■ WRITTEN REQUEST: In your copy, leave out the pictures; write out all the data exactly.

■ RECORDS FOR THIS TASK:
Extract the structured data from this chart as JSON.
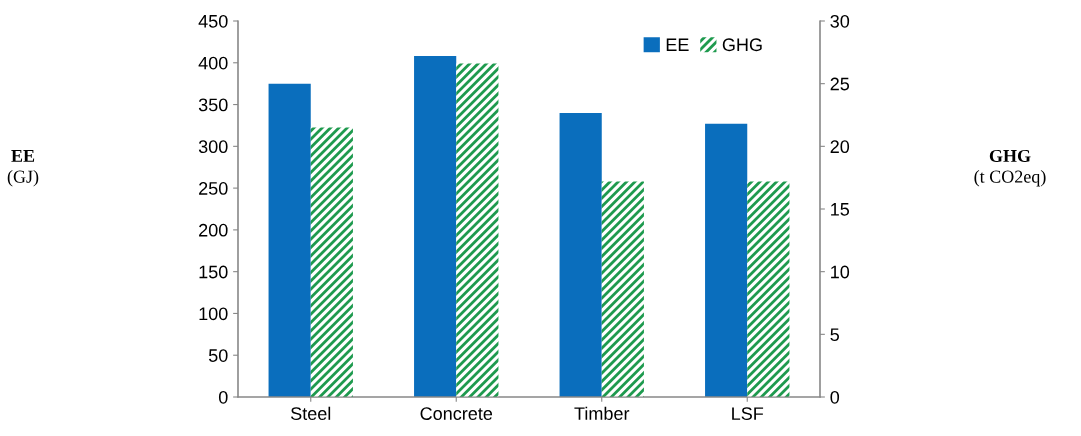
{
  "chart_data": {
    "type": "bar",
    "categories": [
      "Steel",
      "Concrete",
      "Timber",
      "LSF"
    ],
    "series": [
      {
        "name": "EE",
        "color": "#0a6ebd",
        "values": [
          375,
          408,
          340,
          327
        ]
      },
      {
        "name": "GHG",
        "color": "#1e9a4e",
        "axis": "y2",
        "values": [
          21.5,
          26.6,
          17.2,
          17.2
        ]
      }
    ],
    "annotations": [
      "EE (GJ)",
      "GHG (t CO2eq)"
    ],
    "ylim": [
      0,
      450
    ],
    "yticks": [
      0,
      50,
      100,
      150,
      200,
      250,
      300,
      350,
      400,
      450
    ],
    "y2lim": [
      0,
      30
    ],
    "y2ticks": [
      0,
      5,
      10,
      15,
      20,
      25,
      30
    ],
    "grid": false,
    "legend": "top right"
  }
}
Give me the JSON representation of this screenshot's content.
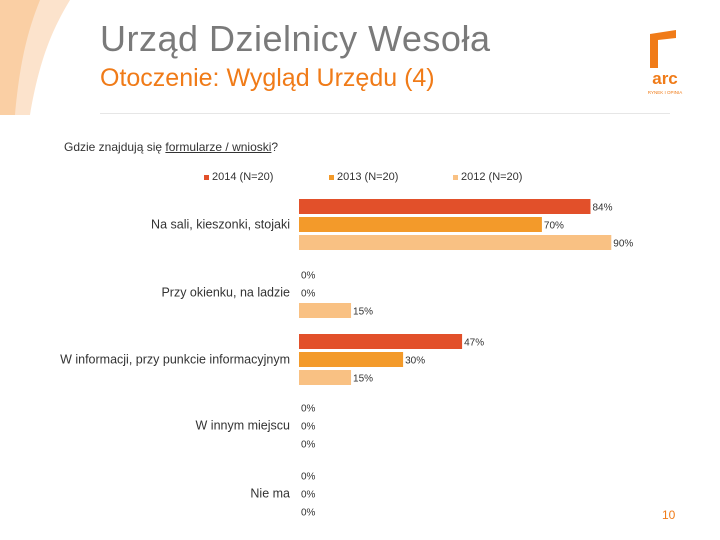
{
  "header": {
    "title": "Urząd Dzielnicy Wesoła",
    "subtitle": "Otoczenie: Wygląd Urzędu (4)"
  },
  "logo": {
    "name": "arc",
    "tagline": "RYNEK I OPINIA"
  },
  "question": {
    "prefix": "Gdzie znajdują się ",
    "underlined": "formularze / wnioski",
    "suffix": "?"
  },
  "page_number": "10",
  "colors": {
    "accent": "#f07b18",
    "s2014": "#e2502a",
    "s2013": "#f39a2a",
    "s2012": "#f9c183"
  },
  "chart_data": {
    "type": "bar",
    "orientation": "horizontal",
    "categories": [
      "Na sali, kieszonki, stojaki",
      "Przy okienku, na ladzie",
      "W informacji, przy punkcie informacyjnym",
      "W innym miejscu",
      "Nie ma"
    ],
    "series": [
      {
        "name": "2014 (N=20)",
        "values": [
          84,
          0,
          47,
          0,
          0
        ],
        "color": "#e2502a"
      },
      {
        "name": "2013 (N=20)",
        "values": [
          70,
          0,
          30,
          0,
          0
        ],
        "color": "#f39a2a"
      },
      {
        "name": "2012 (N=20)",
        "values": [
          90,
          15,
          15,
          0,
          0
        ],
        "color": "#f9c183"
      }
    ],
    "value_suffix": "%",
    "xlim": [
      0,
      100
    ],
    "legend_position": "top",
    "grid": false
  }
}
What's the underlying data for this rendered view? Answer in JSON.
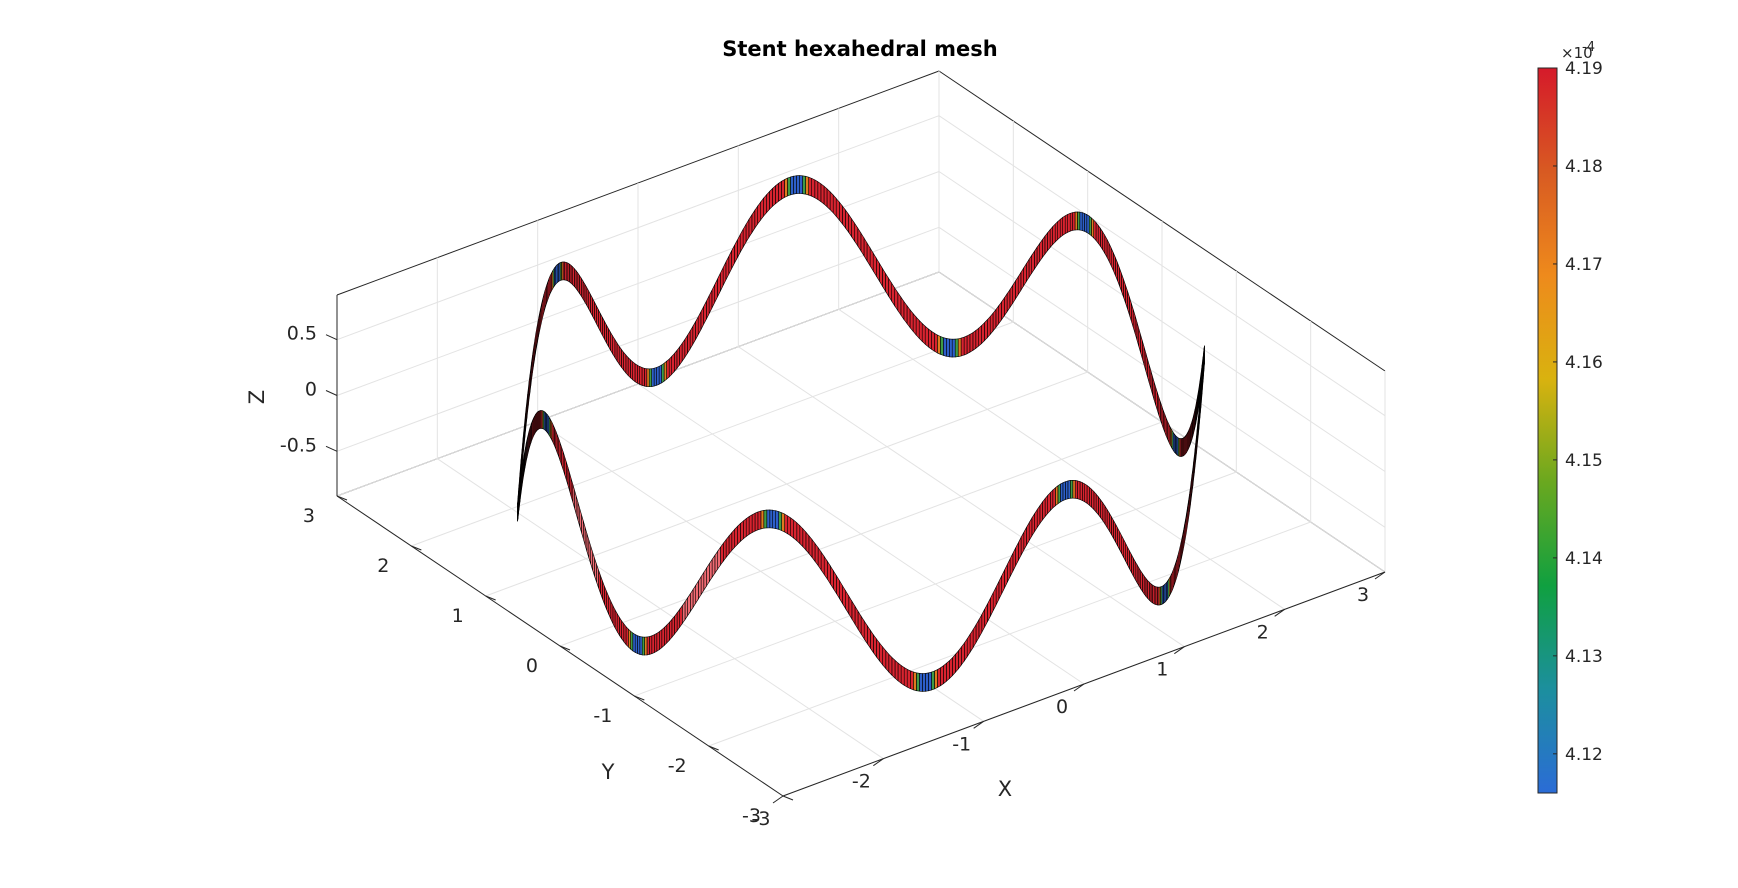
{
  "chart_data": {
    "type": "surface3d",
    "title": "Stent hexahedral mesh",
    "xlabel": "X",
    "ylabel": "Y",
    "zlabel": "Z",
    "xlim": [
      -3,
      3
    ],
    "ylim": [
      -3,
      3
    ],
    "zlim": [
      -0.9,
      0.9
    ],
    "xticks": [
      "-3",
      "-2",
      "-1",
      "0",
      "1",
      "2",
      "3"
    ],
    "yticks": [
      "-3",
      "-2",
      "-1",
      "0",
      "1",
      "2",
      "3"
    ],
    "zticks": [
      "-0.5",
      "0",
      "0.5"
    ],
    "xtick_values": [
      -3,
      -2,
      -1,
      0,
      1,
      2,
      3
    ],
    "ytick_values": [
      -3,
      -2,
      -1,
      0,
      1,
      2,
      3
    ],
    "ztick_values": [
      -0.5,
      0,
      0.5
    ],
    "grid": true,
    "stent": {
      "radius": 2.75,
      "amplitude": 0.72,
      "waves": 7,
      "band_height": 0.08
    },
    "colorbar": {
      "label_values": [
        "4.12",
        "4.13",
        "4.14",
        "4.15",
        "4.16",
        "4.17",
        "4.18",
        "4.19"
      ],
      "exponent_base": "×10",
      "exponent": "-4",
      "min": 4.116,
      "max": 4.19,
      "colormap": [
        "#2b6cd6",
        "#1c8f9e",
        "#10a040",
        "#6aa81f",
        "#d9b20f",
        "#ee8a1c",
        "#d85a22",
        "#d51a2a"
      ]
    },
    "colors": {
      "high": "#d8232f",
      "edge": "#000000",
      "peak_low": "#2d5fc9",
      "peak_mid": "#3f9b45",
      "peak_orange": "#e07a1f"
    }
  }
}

■ CORRECT ANSWER:
Extract the structured data from this chart as JSON.
{
  "chart_data": {
    "type": "bar",
    "categories": [
      "Steel",
      "Concrete",
      "Timber",
      "LSF"
    ],
    "series": [
      {
        "name": "EE",
        "color": "#0a6ebd",
        "values": [
          375,
          408,
          340,
          327
        ]
      },
      {
        "name": "GHG",
        "color": "#1e9a4e",
        "axis": "y2",
        "values": [
          21.5,
          26.6,
          17.2,
          17.2
        ]
      }
    ],
    "annotations": [
      "EE (GJ)",
      "GHG (t CO2eq)"
    ],
    "ylim": [
      0,
      450
    ],
    "yticks": [
      0,
      50,
      100,
      150,
      200,
      250,
      300,
      350,
      400,
      450
    ],
    "y2lim": [
      0,
      30
    ],
    "y2ticks": [
      0,
      5,
      10,
      15,
      20,
      25,
      30
    ],
    "grid": false,
    "legend": "top right"
  }
}
Give me the JSON representation of this screenshot's content.
{
  "header": {
    "title": "Urząd Dzielnicy Wesoła",
    "subtitle": "Otoczenie: Wygląd Urzędu (4)"
  },
  "logo": {
    "name": "arc",
    "tagline": "RYNEK I OPINIA"
  },
  "question": {
    "prefix": "Gdzie znajdują się ",
    "underlined": "formularze / wnioski",
    "suffix": "?"
  },
  "page_number": "10",
  "colors": {
    "accent": "#f07b18",
    "s2014": "#e2502a",
    "s2013": "#f39a2a",
    "s2012": "#f9c183"
  },
  "chart_data": {
    "type": "bar",
    "orientation": "horizontal",
    "categories": [
      "Na sali, kieszonki, stojaki",
      "Przy okienku, na ladzie",
      "W informacji, przy punkcie informacyjnym",
      "W innym miejscu",
      "Nie ma"
    ],
    "series": [
      {
        "name": "2014 (N=20)",
        "values": [
          84,
          0,
          47,
          0,
          0
        ],
        "color": "#e2502a"
      },
      {
        "name": "2013 (N=20)",
        "values": [
          70,
          0,
          30,
          0,
          0
        ],
        "color": "#f39a2a"
      },
      {
        "name": "2012 (N=20)",
        "values": [
          90,
          15,
          15,
          0,
          0
        ],
        "color": "#f9c183"
      }
    ],
    "value_suffix": "%",
    "xlim": [
      0,
      100
    ],
    "legend_position": "top",
    "grid": false
  }
}
What's the underlying data for this rendered view? Answer in JSON.
{
  "chart_data": {
    "type": "surface3d",
    "title": "Stent hexahedral mesh",
    "xlabel": "X",
    "ylabel": "Y",
    "zlabel": "Z",
    "xlim": [
      -3,
      3
    ],
    "ylim": [
      -3,
      3
    ],
    "zlim": [
      -0.9,
      0.9
    ],
    "xticks": [
      "-3",
      "-2",
      "-1",
      "0",
      "1",
      "2",
      "3"
    ],
    "yticks": [
      "-3",
      "-2",
      "-1",
      "0",
      "1",
      "2",
      "3"
    ],
    "zticks": [
      "-0.5",
      "0",
      "0.5"
    ],
    "xtick_values": [
      -3,
      -2,
      -1,
      0,
      1,
      2,
      3
    ],
    "ytick_values": [
      -3,
      -2,
      -1,
      0,
      1,
      2,
      3
    ],
    "ztick_values": [
      -0.5,
      0,
      0.5
    ],
    "grid": true,
    "stent": {
      "radius": 2.75,
      "amplitude": 0.72,
      "waves": 7,
      "band_height": 0.08
    },
    "colorbar": {
      "label_values": [
        "4.12",
        "4.13",
        "4.14",
        "4.15",
        "4.16",
        "4.17",
        "4.18",
        "4.19"
      ],
      "exponent_base": "×10",
      "exponent": "-4",
      "min": 4.116,
      "max": 4.19,
      "colormap": [
        "#2b6cd6",
        "#1c8f9e",
        "#10a040",
        "#6aa81f",
        "#d9b20f",
        "#ee8a1c",
        "#d85a22",
        "#d51a2a"
      ]
    },
    "colors": {
      "high": "#d8232f",
      "edge": "#000000",
      "peak_low": "#2d5fc9",
      "peak_mid": "#3f9b45",
      "peak_orange": "#e07a1f"
    }
  }
}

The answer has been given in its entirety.